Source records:
#####

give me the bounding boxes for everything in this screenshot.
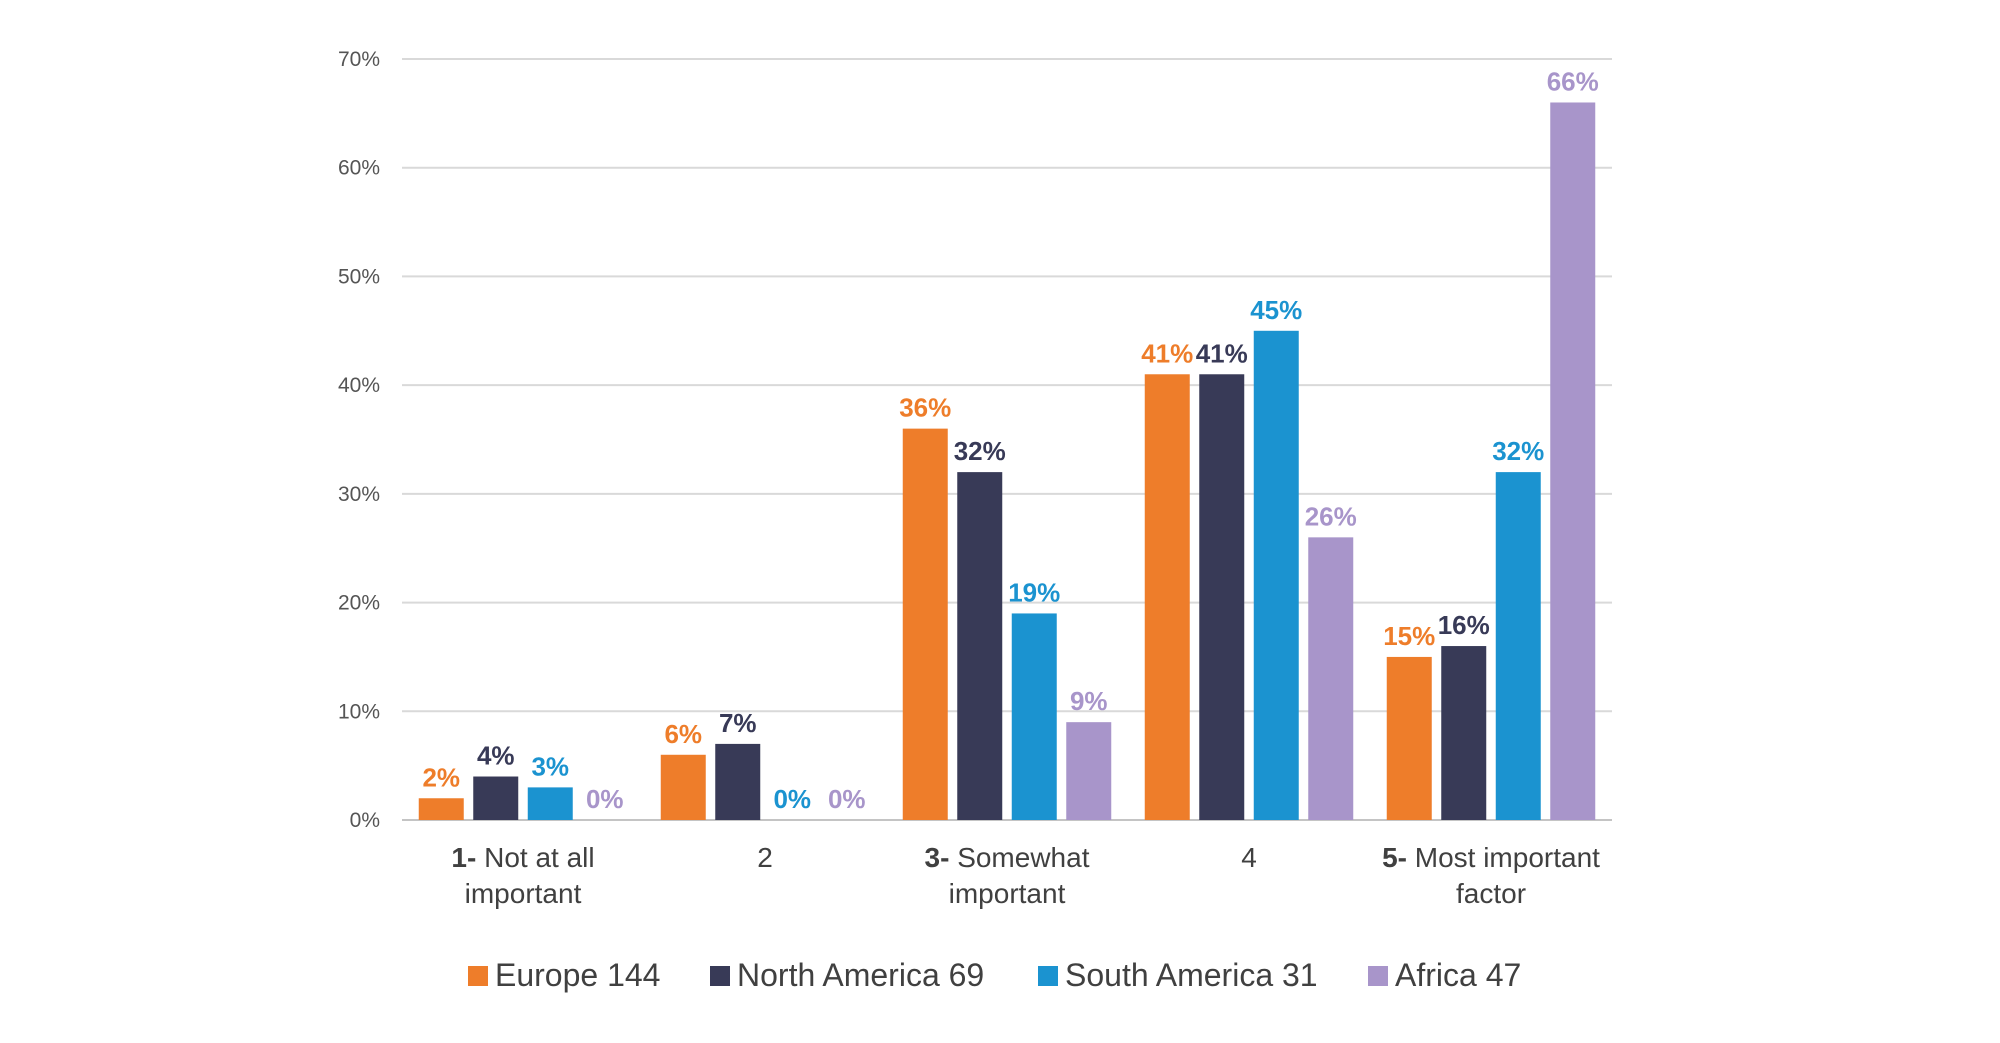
legend-swatch [710, 966, 730, 986]
data-labels: 2% 6% 36% 41% 15% 4% 7% 32% 41% 16% 3% 0% 19% 45% 32% 0… [422, 66, 1598, 814]
legend-item: North America 69 [710, 957, 984, 993]
x-category-label: factor [1456, 878, 1526, 909]
y-tick-label: 60% [338, 157, 380, 180]
data-label: 15% [1383, 621, 1435, 651]
y-tick-label: 20% [338, 592, 380, 615]
legend-label: North America 69 [737, 957, 984, 993]
bar [1495, 472, 1541, 820]
data-label: 3% [531, 751, 569, 781]
bar [1253, 330, 1299, 820]
data-label: 32% [954, 436, 1006, 466]
bar [1550, 102, 1596, 820]
bar [1144, 374, 1190, 820]
y-tick-label: 10% [338, 700, 380, 723]
legend-swatch [468, 966, 488, 986]
data-label: 0% [773, 784, 811, 814]
bar [1199, 374, 1245, 820]
data-label: 45% [1250, 295, 1302, 325]
data-label: 41% [1141, 338, 1193, 368]
y-axis-ticks: 0% 10% 20% 30% 40% 50% 60% 70% [338, 48, 380, 832]
y-tick-label: 50% [338, 265, 380, 288]
data-label: 6% [664, 719, 702, 749]
bar [473, 776, 519, 820]
x-category-label: important [949, 878, 1066, 909]
bar [1011, 613, 1057, 820]
x-category-label: 3- Somewhat [925, 842, 1090, 873]
legend-swatch [1038, 966, 1058, 986]
bar [1441, 646, 1487, 820]
data-label: 7% [719, 708, 757, 738]
data-label: 4% [477, 741, 515, 771]
data-label: 66% [1547, 66, 1599, 96]
bar [1066, 722, 1112, 820]
bar [957, 472, 1003, 820]
bar [1386, 656, 1432, 820]
data-label: 0% [828, 784, 866, 814]
gridlines [402, 58, 1612, 821]
data-label: 19% [1008, 577, 1060, 607]
data-label: 26% [1305, 501, 1357, 531]
bar [1308, 537, 1354, 820]
y-tick-label: 30% [338, 483, 380, 506]
y-tick-label: 70% [338, 48, 380, 71]
bar [660, 754, 706, 820]
bars [418, 102, 1596, 820]
data-label: 2% [422, 762, 460, 792]
x-category-label: 1- Not at all [451, 842, 594, 873]
y-tick-label: 0% [350, 809, 380, 832]
bar [902, 428, 948, 820]
bar [418, 798, 464, 820]
data-label: 0% [586, 784, 624, 814]
legend-item: South America 31 [1038, 957, 1318, 993]
legend-label: Africa 47 [1395, 957, 1521, 993]
legend-label: Europe 144 [495, 957, 660, 993]
x-category-label: 5- Most important [1382, 842, 1600, 873]
bar [715, 743, 761, 820]
data-label: 16% [1438, 610, 1490, 640]
legend: Europe 144 North America 69 South America … [468, 957, 1521, 993]
data-label: 9% [1070, 686, 1108, 716]
legend-item: Africa 47 [1368, 957, 1521, 993]
data-label: 36% [899, 393, 951, 423]
x-category-label: 4 [1241, 842, 1257, 873]
bar [527, 787, 573, 820]
y-tick-label: 40% [338, 374, 380, 397]
legend-swatch [1368, 966, 1388, 986]
legend-item: Europe 144 [468, 957, 660, 993]
data-label: 32% [1492, 436, 1544, 466]
legend-label: South America 31 [1065, 957, 1318, 993]
x-axis-categories: 1- Not at all important 2 3- Somewhat import… [451, 842, 1600, 909]
x-category-label: important [465, 878, 582, 909]
x-category-label: 2 [757, 842, 773, 873]
data-label: 41% [1196, 338, 1248, 368]
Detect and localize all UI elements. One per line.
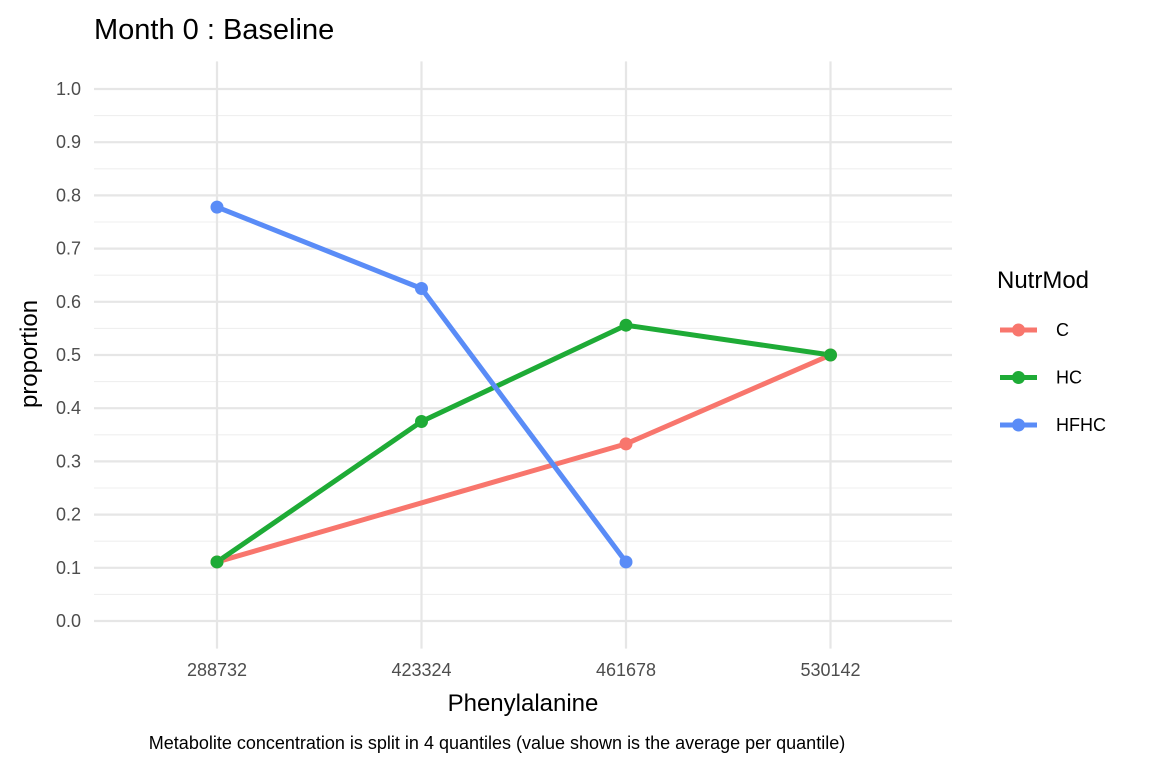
y-tick-label: 0.3 [56,451,81,471]
y-tick-label: 1.0 [56,79,81,99]
y-tick-label: 0.5 [56,345,81,365]
x-tick-label: 288732 [187,660,247,680]
legend-item-hfhc: HFHC [1000,415,1106,435]
x-tick-label: 423324 [391,660,451,680]
y-tick-label: 0.4 [56,398,81,418]
legend-label: C [1056,320,1069,340]
series-points [210,200,837,569]
legend-key-point [1012,371,1025,384]
data-point-hc [415,415,428,428]
legend-item-c: C [1000,320,1069,340]
y-axis-title: proportion [16,300,43,408]
y-tick-label: 0.7 [56,239,81,259]
y-tick-label: 0.9 [56,132,81,152]
legend-key-point [1012,418,1025,432]
data-point-c [619,437,633,451]
series-line-c [216,352,832,565]
x-axis-ticks: 288732 423324 461678 530142 [187,660,861,680]
x-tick-label: 461678 [596,660,656,680]
legend-label: HFHC [1056,415,1106,435]
series-lines [215,204,832,565]
legend: NutrMod C HC HFHC [997,267,1106,435]
data-point-hc [210,555,224,569]
chart-caption: Metabolite concentration is split in 4 q… [149,733,845,753]
data-point-hfhc [415,282,428,295]
legend-item-hc: HC [1000,368,1082,388]
y-tick-label: 0.0 [56,611,81,631]
y-axis-ticks: 0.0 0.1 0.2 0.3 0.4 0.5 0.6 0.7 0.8 0.9 1.0 [56,79,81,631]
y-tick-label: 0.2 [56,505,81,525]
chart-title: Month 0 : Baseline [94,14,334,46]
x-axis-title: Phenylalanine [448,690,599,717]
x-tick-label: 530142 [800,660,860,680]
y-tick-label: 0.6 [56,292,81,312]
legend-title: NutrMod [997,267,1089,294]
y-tick-label: 0.1 [56,558,81,578]
data-point-hc [619,318,633,332]
data-point-hfhc [210,200,224,214]
legend-key-point [1012,323,1025,337]
minor-grid [94,115,952,595]
series-line-hc [215,322,831,565]
data-point-hc [824,348,837,362]
y-tick-label: 0.8 [56,185,81,205]
data-point-hfhc [619,555,633,569]
legend-label: HC [1056,368,1082,388]
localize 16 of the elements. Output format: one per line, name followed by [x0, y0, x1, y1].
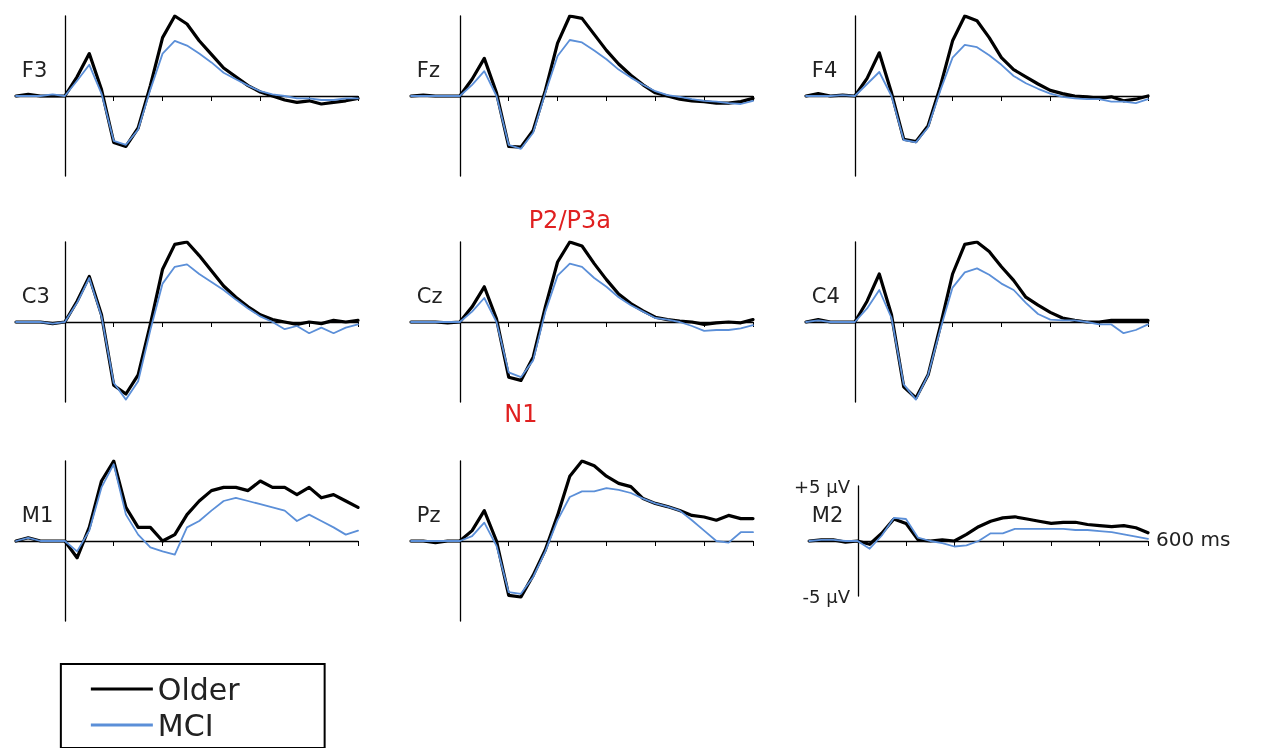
text: F3 — [22, 57, 48, 82]
text: C4 — [812, 283, 841, 308]
text: 600 ms — [1156, 527, 1231, 551]
annotation: N1 — [504, 400, 538, 429]
y-tick-label: +5 µV — [794, 475, 851, 497]
y-tick-label: -5 µV — [802, 585, 851, 607]
legend-label: MCI — [158, 707, 214, 743]
text: F4 — [812, 57, 838, 82]
text: Pz — [417, 502, 441, 527]
text: Fz — [417, 57, 441, 82]
legend-label: Older — [158, 671, 241, 707]
annotation: P2/P3a — [528, 206, 612, 234]
text: M1 — [22, 502, 54, 527]
text: M2 — [812, 502, 844, 527]
text: C3 — [22, 283, 51, 308]
text: Cz — [417, 283, 443, 308]
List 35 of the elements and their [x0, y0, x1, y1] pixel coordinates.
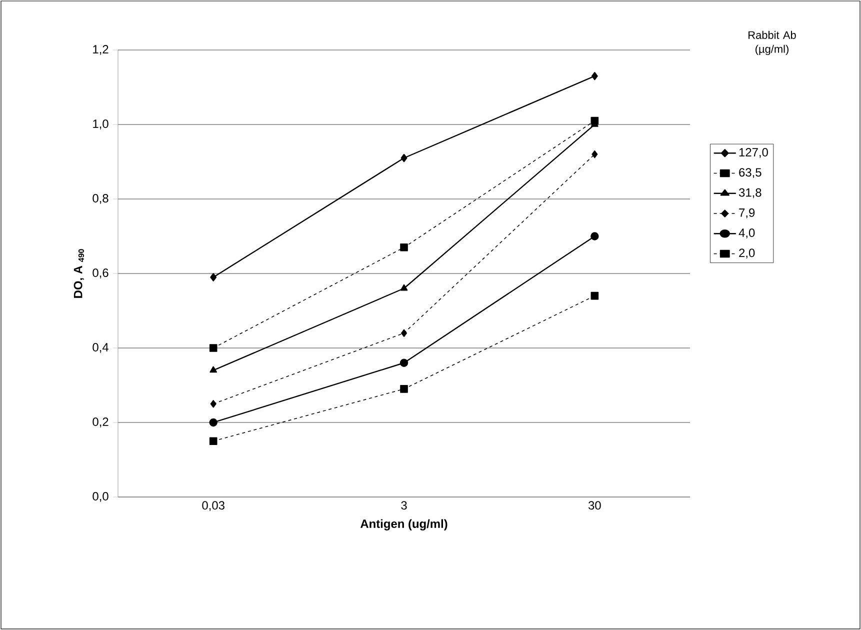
x-tick-label: 0,03 — [202, 501, 224, 512]
point — [400, 385, 408, 393]
legend-title: Rabbit Ab (µg/ml) — [748, 30, 796, 56]
legend-label: 2,0 — [739, 248, 755, 259]
point — [209, 344, 218, 352]
y-axis-title: DO, A $_{490}$ — [74, 249, 84, 298]
legend-label: 31,8 — [738, 188, 762, 198]
point — [400, 154, 408, 162]
legend-label: 127,0 — [739, 148, 768, 158]
y-tick-label: 0,6 — [92, 268, 108, 278]
point — [210, 400, 216, 408]
y-tick-label: 0,2 — [92, 418, 108, 428]
x-axis-title: Antigen (ug/ml) — [360, 519, 448, 530]
x-tick-label: 30 — [588, 501, 601, 510]
y-tick-label: 0,0 — [92, 492, 108, 502]
y-tick-label: 1,2 — [93, 45, 108, 55]
point — [210, 366, 217, 373]
point — [592, 150, 598, 158]
point — [210, 273, 217, 282]
y-tick-label: 1,0 — [93, 120, 108, 130]
point — [590, 292, 599, 300]
legend-label: 63,5 — [739, 168, 762, 178]
point — [400, 284, 408, 291]
x-tick-label: 3 — [401, 501, 407, 510]
y-tick-label: 0,8 — [92, 194, 108, 204]
point — [591, 72, 598, 80]
point — [400, 329, 408, 337]
legend-label: 7,9 — [739, 208, 755, 218]
point — [209, 418, 218, 427]
y-tick-label: 0,4 — [92, 343, 108, 353]
point — [590, 232, 599, 240]
point — [400, 244, 408, 252]
point — [400, 358, 408, 367]
point — [209, 437, 218, 446]
legend-label: 4,0 — [738, 228, 755, 238]
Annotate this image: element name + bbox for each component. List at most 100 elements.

#####

* **Task description**
Reproduce the lines unchanged, beginning with the one containing "y-tick-label: 0.3 [56,451,81,471]" and continuing through the one containing "y-tick-label: 0.9 [56,132,81,152]".

* **Written solution**
y-tick-label: 0.3 [56,451,81,471]
y-tick-label: 1.0 [56,79,81,99]
y-tick-label: 0.5 [56,345,81,365]
x-tick-label: 288732 [187,660,247,680]
legend-item-hfhc: HFHC [1000,415,1106,435]
x-tick-label: 423324 [391,660,451,680]
y-tick-label: 0.4 [56,398,81,418]
legend-label: C [1056,320,1069,340]
series-points [210,200,837,569]
legend-key-point [1012,371,1025,384]
data-point-hc [415,415,428,428]
legend-item-c: C [1000,320,1069,340]
y-axis-title: proportion [16,300,43,408]
y-tick-label: 0.7 [56,239,81,259]
y-tick-label: 0.9 [56,132,81,152]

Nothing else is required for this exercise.